### Instructions to follow
Extract all data as written.

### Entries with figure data
● ● ● ● ●
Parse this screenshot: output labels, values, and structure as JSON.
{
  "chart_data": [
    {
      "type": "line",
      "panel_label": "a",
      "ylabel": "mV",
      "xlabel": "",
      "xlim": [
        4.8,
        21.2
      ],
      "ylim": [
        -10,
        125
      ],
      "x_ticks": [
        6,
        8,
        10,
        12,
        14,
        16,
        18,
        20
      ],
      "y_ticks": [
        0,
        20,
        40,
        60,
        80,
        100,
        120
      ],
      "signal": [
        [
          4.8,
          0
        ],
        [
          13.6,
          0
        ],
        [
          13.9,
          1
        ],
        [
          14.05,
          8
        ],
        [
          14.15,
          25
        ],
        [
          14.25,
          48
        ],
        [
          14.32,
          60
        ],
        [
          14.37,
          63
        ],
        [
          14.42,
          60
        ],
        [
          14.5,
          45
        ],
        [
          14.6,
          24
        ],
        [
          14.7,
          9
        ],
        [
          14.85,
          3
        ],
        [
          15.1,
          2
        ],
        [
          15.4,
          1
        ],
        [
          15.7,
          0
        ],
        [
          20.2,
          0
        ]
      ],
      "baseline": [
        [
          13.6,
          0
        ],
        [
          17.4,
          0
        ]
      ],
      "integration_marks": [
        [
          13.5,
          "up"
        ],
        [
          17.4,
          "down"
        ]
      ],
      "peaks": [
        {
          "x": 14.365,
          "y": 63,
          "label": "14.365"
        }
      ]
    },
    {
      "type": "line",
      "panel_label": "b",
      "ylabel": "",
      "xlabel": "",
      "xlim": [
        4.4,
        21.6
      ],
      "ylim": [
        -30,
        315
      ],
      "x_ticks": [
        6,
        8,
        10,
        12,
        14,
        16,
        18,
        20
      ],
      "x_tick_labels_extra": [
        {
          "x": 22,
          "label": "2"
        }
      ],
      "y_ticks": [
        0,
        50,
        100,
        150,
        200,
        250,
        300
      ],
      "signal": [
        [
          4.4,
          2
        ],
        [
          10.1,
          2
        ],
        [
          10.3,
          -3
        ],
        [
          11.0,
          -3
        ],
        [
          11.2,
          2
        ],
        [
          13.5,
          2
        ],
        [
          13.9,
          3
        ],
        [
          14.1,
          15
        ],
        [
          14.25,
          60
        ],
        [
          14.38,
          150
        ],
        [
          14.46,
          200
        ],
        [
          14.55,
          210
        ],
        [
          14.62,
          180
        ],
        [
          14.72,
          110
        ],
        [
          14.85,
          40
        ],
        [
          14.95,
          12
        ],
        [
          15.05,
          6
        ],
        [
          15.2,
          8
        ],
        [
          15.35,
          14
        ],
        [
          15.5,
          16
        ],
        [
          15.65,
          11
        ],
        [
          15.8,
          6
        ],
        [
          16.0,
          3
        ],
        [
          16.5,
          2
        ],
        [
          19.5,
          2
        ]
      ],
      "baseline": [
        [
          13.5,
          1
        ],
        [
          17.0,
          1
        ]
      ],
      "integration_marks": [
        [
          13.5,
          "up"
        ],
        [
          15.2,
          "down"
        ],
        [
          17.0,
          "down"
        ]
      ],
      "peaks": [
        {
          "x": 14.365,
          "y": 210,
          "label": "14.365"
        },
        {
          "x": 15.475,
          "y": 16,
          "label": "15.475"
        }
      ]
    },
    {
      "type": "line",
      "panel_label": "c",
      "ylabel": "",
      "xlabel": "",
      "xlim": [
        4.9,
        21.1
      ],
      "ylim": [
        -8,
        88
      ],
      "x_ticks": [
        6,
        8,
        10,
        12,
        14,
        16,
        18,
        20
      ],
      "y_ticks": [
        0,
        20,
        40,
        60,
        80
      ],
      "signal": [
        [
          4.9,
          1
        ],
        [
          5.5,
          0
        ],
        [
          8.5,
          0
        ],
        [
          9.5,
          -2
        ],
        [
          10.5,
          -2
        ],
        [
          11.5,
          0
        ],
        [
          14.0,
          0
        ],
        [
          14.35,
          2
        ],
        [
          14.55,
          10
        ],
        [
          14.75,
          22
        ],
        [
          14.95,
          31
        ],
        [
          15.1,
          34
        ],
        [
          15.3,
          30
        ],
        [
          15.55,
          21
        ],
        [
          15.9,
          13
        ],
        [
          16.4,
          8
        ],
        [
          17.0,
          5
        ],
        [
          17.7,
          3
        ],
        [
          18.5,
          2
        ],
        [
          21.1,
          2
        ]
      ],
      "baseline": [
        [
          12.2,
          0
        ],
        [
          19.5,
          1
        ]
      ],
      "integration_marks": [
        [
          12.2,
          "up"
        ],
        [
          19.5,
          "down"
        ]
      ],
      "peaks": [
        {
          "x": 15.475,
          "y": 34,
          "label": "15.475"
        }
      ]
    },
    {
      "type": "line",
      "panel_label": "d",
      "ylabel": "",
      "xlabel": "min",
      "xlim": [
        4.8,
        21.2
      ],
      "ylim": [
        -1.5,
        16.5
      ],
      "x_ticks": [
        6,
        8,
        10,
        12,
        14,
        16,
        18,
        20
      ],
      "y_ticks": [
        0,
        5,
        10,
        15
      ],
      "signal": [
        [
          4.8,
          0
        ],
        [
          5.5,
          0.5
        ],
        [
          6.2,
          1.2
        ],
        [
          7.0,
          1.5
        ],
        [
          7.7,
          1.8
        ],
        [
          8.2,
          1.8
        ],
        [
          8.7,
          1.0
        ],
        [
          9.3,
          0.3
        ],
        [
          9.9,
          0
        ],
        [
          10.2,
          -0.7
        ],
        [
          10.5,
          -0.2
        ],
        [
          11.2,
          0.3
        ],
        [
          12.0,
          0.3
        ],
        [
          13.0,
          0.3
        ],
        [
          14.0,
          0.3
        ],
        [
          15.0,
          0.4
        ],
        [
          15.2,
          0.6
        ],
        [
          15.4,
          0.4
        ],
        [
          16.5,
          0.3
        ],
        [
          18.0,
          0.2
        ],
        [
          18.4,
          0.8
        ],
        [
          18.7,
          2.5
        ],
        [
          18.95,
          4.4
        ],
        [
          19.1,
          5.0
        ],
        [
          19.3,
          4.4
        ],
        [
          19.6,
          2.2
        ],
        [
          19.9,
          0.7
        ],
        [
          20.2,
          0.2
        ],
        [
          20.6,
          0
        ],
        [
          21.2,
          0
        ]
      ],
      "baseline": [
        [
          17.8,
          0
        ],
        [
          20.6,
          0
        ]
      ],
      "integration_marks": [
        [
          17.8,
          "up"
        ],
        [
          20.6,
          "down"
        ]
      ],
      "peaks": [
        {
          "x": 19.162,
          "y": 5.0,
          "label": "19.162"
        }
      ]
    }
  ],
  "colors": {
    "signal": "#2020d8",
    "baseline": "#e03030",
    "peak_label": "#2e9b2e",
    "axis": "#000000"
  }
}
● ● ● ● ●
### Complete response
Parse this screenshot: output labels, values, and structure as JSON.
{
  "chart_data": [
    {
      "type": "line",
      "panel_label": "a",
      "ylabel": "mV",
      "xlabel": "",
      "xlim": [
        4.8,
        21.2
      ],
      "ylim": [
        -10,
        125
      ],
      "x_ticks": [
        6,
        8,
        10,
        12,
        14,
        16,
        18,
        20
      ],
      "y_ticks": [
        0,
        20,
        40,
        60,
        80,
        100,
        120
      ],
      "signal": [
        [
          4.8,
          0
        ],
        [
          13.6,
          0
        ],
        [
          13.9,
          1
        ],
        [
          14.05,
          8
        ],
        [
          14.15,
          25
        ],
        [
          14.25,
          48
        ],
        [
          14.32,
          60
        ],
        [
          14.37,
          63
        ],
        [
          14.42,
          60
        ],
        [
          14.5,
          45
        ],
        [
          14.6,
          24
        ],
        [
          14.7,
          9
        ],
        [
          14.85,
          3
        ],
        [
          15.1,
          2
        ],
        [
          15.4,
          1
        ],
        [
          15.7,
          0
        ],
        [
          20.2,
          0
        ]
      ],
      "baseline": [
        [
          13.6,
          0
        ],
        [
          17.4,
          0
        ]
      ],
      "integration_marks": [
        [
          13.5,
          "up"
        ],
        [
          17.4,
          "down"
        ]
      ],
      "peaks": [
        {
          "x": 14.365,
          "y": 63,
          "label": "14.365"
        }
      ]
    },
    {
      "type": "line",
      "panel_label": "b",
      "ylabel": "",
      "xlabel": "",
      "xlim": [
        4.4,
        21.6
      ],
      "ylim": [
        -30,
        315
      ],
      "x_ticks": [
        6,
        8,
        10,
        12,
        14,
        16,
        18,
        20
      ],
      "x_tick_labels_extra": [
        {
          "x": 22,
          "label": "2"
        }
      ],
      "y_ticks": [
        0,
        50,
        100,
        150,
        200,
        250,
        300
      ],
      "signal": [
        [
          4.4,
          2
        ],
        [
          10.1,
          2
        ],
        [
          10.3,
          -3
        ],
        [
          11.0,
          -3
        ],
        [
          11.2,
          2
        ],
        [
          13.5,
          2
        ],
        [
          13.9,
          3
        ],
        [
          14.1,
          15
        ],
        [
          14.25,
          60
        ],
        [
          14.38,
          150
        ],
        [
          14.46,
          200
        ],
        [
          14.55,
          210
        ],
        [
          14.62,
          180
        ],
        [
          14.72,
          110
        ],
        [
          14.85,
          40
        ],
        [
          14.95,
          12
        ],
        [
          15.05,
          6
        ],
        [
          15.2,
          8
        ],
        [
          15.35,
          14
        ],
        [
          15.5,
          16
        ],
        [
          15.65,
          11
        ],
        [
          15.8,
          6
        ],
        [
          16.0,
          3
        ],
        [
          16.5,
          2
        ],
        [
          19.5,
          2
        ]
      ],
      "baseline": [
        [
          13.5,
          1
        ],
        [
          17.0,
          1
        ]
      ],
      "integration_marks": [
        [
          13.5,
          "up"
        ],
        [
          15.2,
          "down"
        ],
        [
          17.0,
          "down"
        ]
      ],
      "peaks": [
        {
          "x": 14.365,
          "y": 210,
          "label": "14.365"
        },
        {
          "x": 15.475,
          "y": 16,
          "label": "15.475"
        }
      ]
    },
    {
      "type": "line",
      "panel_label": "c",
      "ylabel": "",
      "xlabel": "",
      "xlim": [
        4.9,
        21.1
      ],
      "ylim": [
        -8,
        88
      ],
      "x_ticks": [
        6,
        8,
        10,
        12,
        14,
        16,
        18,
        20
      ],
      "y_ticks": [
        0,
        20,
        40,
        60,
        80
      ],
      "signal": [
        [
          4.9,
          1
        ],
        [
          5.5,
          0
        ],
        [
          8.5,
          0
        ],
        [
          9.5,
          -2
        ],
        [
          10.5,
          -2
        ],
        [
          11.5,
          0
        ],
        [
          14.0,
          0
        ],
        [
          14.35,
          2
        ],
        [
          14.55,
          10
        ],
        [
          14.75,
          22
        ],
        [
          14.95,
          31
        ],
        [
          15.1,
          34
        ],
        [
          15.3,
          30
        ],
        [
          15.55,
          21
        ],
        [
          15.9,
          13
        ],
        [
          16.4,
          8
        ],
        [
          17.0,
          5
        ],
        [
          17.7,
          3
        ],
        [
          18.5,
          2
        ],
        [
          21.1,
          2
        ]
      ],
      "baseline": [
        [
          12.2,
          0
        ],
        [
          19.5,
          1
        ]
      ],
      "integration_marks": [
        [
          12.2,
          "up"
        ],
        [
          19.5,
          "down"
        ]
      ],
      "peaks": [
        {
          "x": 15.475,
          "y": 34,
          "label": "15.475"
        }
      ]
    },
    {
      "type": "line",
      "panel_label": "d",
      "ylabel": "",
      "xlabel": "min",
      "xlim": [
        4.8,
        21.2
      ],
      "ylim": [
        -1.5,
        16.5
      ],
      "x_ticks": [
        6,
        8,
        10,
        12,
        14,
        16,
        18,
        20
      ],
      "y_ticks": [
        0,
        5,
        10,
        15
      ],
      "signal": [
        [
          4.8,
          0
        ],
        [
          5.5,
          0.5
        ],
        [
          6.2,
          1.2
        ],
        [
          7.0,
          1.5
        ],
        [
          7.7,
          1.8
        ],
        [
          8.2,
          1.8
        ],
        [
          8.7,
          1.0
        ],
        [
          9.3,
          0.3
        ],
        [
          9.9,
          0
        ],
        [
          10.2,
          -0.7
        ],
        [
          10.5,
          -0.2
        ],
        [
          11.2,
          0.3
        ],
        [
          12.0,
          0.3
        ],
        [
          13.0,
          0.3
        ],
        [
          14.0,
          0.3
        ],
        [
          15.0,
          0.4
        ],
        [
          15.2,
          0.6
        ],
        [
          15.4,
          0.4
        ],
        [
          16.5,
          0.3
        ],
        [
          18.0,
          0.2
        ],
        [
          18.4,
          0.8
        ],
        [
          18.7,
          2.5
        ],
        [
          18.95,
          4.4
        ],
        [
          19.1,
          5.0
        ],
        [
          19.3,
          4.4
        ],
        [
          19.6,
          2.2
        ],
        [
          19.9,
          0.7
        ],
        [
          20.2,
          0.2
        ],
        [
          20.6,
          0
        ],
        [
          21.2,
          0
        ]
      ],
      "baseline": [
        [
          17.8,
          0
        ],
        [
          20.6,
          0
        ]
      ],
      "integration_marks": [
        [
          17.8,
          "up"
        ],
        [
          20.6,
          "down"
        ]
      ],
      "peaks": [
        {
          "x": 19.162,
          "y": 5.0,
          "label": "19.162"
        }
      ]
    }
  ],
  "colors": {
    "signal": "#2020d8",
    "baseline": "#e03030",
    "peak_label": "#2e9b2e",
    "axis": "#000000"
  }
}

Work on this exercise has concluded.